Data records

——————

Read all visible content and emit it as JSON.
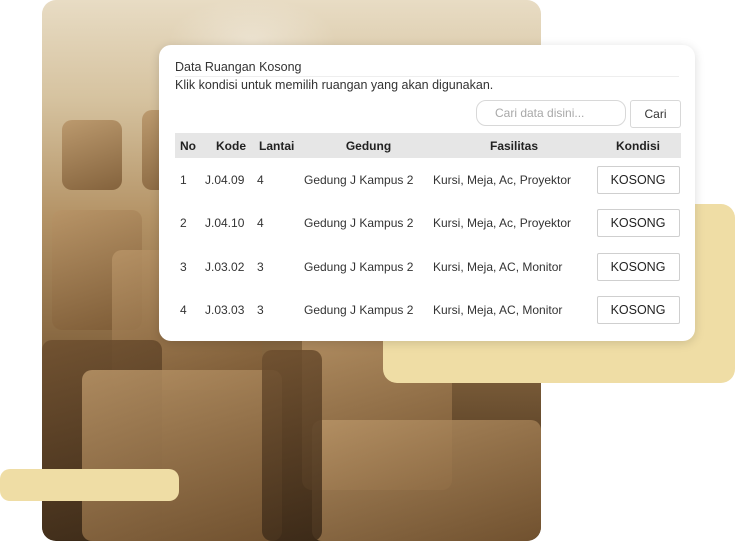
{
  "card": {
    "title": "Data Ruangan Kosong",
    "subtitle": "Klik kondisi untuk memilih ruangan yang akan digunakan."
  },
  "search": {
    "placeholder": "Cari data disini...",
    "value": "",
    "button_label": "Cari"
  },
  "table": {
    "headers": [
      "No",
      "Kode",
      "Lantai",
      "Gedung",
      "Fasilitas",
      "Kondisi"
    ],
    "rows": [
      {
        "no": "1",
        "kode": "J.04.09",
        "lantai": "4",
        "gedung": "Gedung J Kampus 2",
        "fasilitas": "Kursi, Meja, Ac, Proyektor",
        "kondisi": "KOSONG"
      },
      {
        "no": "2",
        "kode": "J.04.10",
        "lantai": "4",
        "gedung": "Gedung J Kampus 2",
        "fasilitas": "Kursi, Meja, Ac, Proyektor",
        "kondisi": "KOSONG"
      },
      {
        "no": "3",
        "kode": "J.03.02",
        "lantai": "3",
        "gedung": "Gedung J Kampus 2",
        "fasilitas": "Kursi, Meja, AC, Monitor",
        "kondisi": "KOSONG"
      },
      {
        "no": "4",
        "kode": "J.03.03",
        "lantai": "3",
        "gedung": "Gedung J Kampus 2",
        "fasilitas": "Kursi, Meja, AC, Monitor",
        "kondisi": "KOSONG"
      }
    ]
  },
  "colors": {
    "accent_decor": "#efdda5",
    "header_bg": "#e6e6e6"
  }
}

——————

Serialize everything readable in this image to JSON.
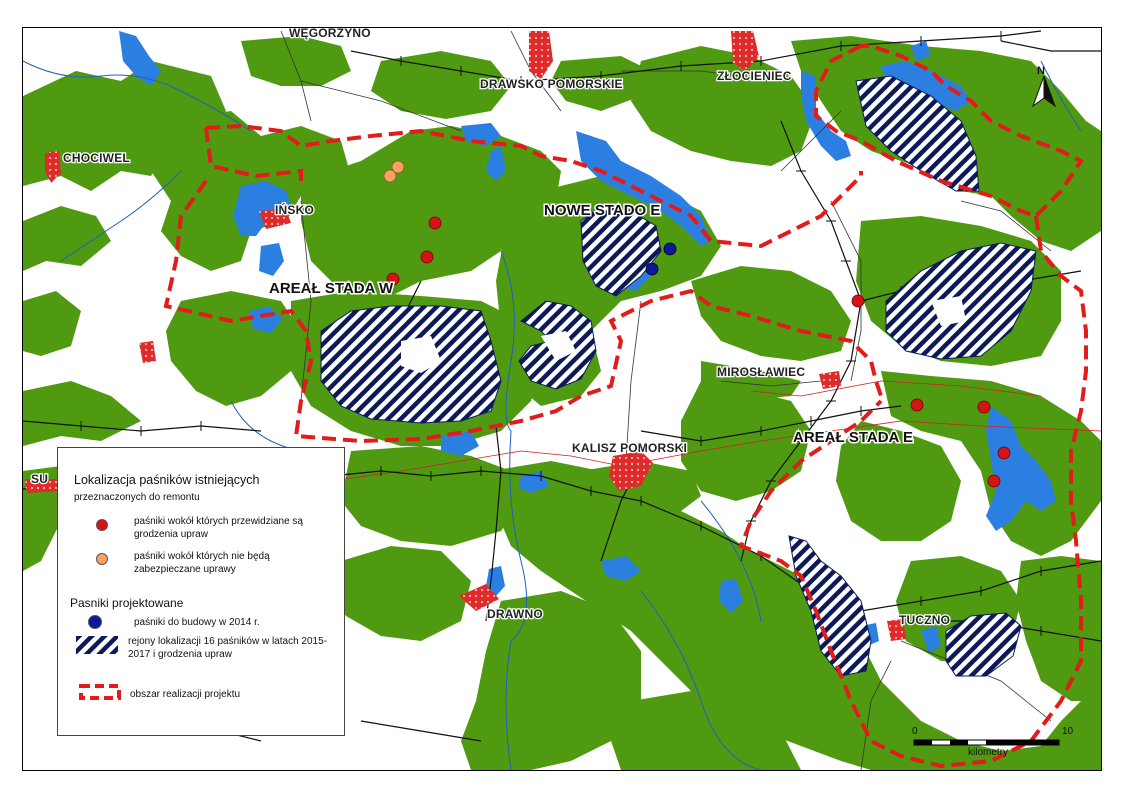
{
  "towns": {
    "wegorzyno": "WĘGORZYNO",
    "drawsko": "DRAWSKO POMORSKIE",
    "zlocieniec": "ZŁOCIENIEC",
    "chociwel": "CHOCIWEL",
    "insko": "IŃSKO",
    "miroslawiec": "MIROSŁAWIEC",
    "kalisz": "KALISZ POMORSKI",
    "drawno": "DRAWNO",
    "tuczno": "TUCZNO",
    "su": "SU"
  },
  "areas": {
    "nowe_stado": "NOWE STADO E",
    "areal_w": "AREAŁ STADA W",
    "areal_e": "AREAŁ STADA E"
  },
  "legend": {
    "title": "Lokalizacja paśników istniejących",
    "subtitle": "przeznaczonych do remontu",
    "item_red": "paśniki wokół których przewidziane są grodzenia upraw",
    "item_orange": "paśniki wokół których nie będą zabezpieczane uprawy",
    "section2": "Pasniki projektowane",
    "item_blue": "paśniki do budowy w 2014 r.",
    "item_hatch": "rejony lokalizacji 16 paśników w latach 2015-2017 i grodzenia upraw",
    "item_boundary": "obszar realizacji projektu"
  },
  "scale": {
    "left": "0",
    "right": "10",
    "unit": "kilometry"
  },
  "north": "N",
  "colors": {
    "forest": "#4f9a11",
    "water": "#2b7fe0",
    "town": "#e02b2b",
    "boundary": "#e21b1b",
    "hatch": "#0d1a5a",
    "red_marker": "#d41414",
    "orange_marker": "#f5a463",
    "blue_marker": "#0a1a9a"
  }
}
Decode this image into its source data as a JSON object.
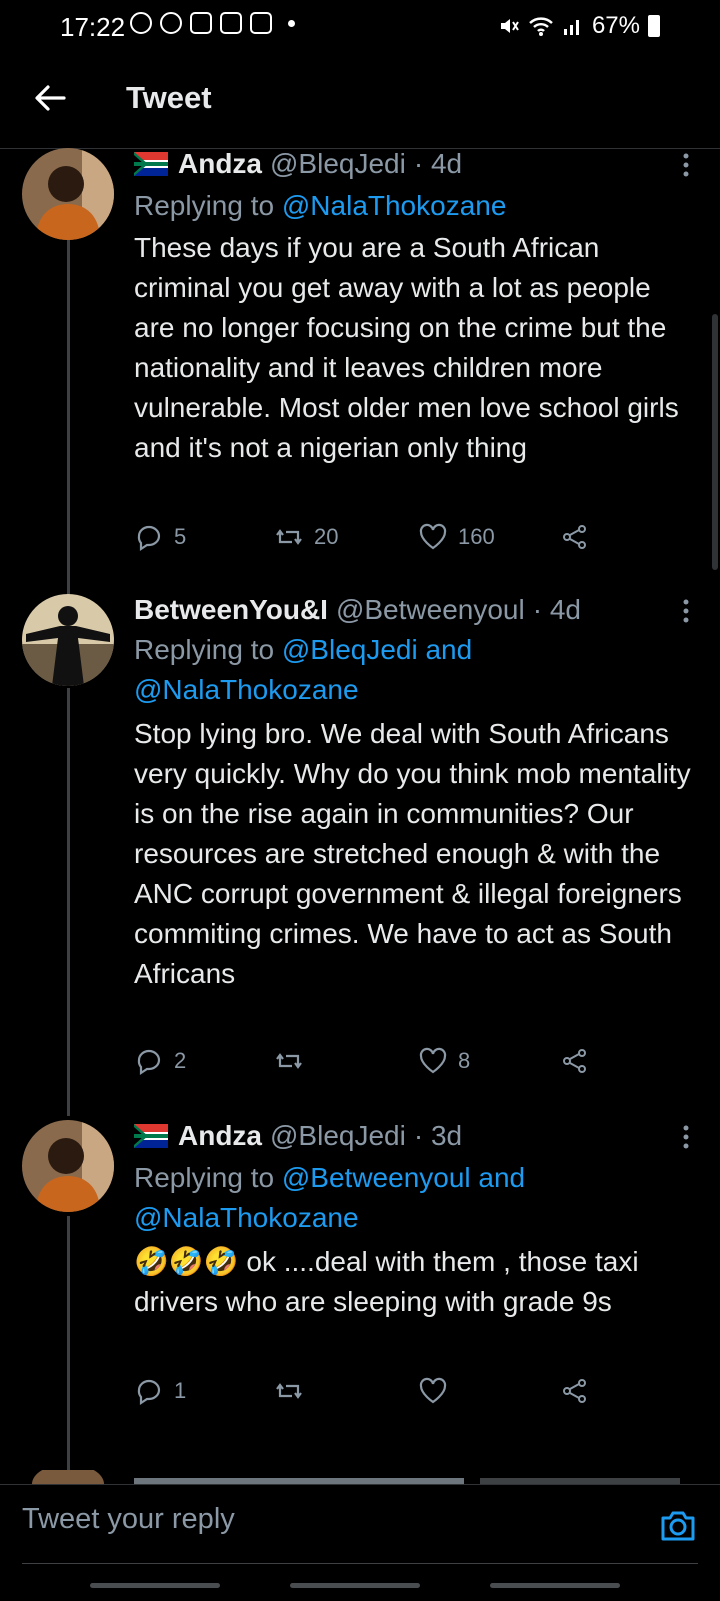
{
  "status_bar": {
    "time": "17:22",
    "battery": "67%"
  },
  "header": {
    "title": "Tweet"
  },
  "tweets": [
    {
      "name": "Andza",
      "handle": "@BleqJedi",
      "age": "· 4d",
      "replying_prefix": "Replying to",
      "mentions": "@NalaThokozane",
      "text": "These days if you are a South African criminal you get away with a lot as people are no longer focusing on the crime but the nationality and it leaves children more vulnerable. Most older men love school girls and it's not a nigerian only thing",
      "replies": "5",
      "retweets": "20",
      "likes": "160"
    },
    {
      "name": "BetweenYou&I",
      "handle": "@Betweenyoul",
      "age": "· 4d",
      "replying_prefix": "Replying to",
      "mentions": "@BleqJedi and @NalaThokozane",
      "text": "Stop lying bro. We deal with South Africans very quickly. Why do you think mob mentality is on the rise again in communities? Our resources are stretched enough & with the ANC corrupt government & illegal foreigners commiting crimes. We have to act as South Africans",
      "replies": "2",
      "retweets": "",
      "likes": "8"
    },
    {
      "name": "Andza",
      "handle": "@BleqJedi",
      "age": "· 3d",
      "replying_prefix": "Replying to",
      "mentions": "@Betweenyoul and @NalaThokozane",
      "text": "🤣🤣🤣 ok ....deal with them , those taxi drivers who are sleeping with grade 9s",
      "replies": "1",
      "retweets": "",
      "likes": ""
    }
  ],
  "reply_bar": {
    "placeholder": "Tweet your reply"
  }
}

——————

▸ **WORK INSTRUCTIONS**: From the records above, report the count of lines containing "mentions" and nothing more.

▸ **SOLUTION TO THE PROBLEM**: 3